• _TASK DIRECTIONS_:
From the entries below, work out the number of lines that hold the word "tipong", and give that number alone.
##### ENTRIES SUPPLIED #####
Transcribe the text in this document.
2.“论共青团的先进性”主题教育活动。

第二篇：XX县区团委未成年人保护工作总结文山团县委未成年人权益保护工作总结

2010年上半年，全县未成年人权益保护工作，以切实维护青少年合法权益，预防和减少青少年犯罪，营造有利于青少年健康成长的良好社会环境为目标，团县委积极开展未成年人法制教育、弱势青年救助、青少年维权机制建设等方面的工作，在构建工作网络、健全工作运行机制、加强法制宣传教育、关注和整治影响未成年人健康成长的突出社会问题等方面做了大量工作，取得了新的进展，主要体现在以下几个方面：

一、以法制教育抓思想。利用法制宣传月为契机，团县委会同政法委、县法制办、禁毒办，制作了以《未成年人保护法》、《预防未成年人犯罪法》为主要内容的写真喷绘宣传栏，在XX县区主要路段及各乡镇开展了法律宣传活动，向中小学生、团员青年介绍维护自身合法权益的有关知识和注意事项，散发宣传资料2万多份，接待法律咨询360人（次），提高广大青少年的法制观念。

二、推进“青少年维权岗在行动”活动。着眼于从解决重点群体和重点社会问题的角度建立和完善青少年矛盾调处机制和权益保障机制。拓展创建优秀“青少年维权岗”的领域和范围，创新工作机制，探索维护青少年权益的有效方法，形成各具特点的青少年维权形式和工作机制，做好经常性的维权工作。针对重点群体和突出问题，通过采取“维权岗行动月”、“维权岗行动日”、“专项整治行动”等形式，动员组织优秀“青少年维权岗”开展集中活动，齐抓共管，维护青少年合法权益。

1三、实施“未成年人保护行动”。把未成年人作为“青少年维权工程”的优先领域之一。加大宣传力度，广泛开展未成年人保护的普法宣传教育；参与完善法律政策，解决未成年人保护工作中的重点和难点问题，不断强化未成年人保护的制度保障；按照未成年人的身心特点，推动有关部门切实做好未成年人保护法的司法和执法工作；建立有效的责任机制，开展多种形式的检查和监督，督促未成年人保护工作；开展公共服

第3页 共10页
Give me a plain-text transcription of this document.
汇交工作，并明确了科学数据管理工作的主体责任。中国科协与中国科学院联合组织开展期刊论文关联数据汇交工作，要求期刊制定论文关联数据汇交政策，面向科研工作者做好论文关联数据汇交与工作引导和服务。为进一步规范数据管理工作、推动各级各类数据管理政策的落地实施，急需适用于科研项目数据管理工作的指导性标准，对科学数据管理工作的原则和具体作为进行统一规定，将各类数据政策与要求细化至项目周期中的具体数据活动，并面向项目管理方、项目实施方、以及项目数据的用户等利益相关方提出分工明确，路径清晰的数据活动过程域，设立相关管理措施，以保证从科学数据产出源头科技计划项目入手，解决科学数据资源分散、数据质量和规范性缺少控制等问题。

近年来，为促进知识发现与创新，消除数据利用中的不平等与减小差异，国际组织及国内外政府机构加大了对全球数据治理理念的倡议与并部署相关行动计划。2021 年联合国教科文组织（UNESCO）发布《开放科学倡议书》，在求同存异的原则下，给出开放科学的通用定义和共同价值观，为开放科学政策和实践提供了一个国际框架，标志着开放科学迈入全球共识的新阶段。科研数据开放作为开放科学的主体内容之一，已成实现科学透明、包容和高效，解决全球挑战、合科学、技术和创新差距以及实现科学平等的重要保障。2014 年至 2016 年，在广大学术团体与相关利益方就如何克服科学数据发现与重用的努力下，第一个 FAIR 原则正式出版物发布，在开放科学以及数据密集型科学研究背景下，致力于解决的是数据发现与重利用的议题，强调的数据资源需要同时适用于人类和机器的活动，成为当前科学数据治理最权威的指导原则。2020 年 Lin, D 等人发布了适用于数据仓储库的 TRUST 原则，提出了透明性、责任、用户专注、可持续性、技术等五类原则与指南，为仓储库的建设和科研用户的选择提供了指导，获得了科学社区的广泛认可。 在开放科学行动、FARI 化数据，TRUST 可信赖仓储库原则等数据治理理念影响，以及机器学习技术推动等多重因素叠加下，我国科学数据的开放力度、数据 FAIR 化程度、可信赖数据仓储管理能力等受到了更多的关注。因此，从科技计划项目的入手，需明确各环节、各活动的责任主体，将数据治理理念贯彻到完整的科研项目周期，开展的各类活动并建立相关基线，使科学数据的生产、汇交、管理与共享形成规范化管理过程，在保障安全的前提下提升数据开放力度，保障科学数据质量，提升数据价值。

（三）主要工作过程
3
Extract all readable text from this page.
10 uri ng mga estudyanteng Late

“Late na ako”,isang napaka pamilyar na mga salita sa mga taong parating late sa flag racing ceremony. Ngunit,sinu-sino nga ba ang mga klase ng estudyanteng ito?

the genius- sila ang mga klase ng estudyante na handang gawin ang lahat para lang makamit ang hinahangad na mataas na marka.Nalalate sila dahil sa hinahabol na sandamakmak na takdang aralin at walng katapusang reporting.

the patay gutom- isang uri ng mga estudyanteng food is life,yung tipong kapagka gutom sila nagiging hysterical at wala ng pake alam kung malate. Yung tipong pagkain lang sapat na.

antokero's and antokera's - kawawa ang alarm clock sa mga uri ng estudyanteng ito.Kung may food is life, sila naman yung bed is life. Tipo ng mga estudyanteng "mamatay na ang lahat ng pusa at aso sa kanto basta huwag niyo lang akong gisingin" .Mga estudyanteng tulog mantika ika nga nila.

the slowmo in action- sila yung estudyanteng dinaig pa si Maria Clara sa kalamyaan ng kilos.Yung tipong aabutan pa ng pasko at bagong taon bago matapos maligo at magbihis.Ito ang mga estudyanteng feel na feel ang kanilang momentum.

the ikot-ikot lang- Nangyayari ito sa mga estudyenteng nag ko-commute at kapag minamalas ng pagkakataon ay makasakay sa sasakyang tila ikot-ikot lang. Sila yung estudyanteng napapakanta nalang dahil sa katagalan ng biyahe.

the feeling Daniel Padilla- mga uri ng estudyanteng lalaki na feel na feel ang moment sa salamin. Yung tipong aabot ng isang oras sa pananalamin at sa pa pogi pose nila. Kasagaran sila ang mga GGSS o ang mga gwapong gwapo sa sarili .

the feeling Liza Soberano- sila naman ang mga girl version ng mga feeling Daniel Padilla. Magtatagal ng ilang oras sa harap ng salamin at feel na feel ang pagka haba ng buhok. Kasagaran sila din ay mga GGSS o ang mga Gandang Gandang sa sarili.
#####
• _SOLVED PROBLEM_:
3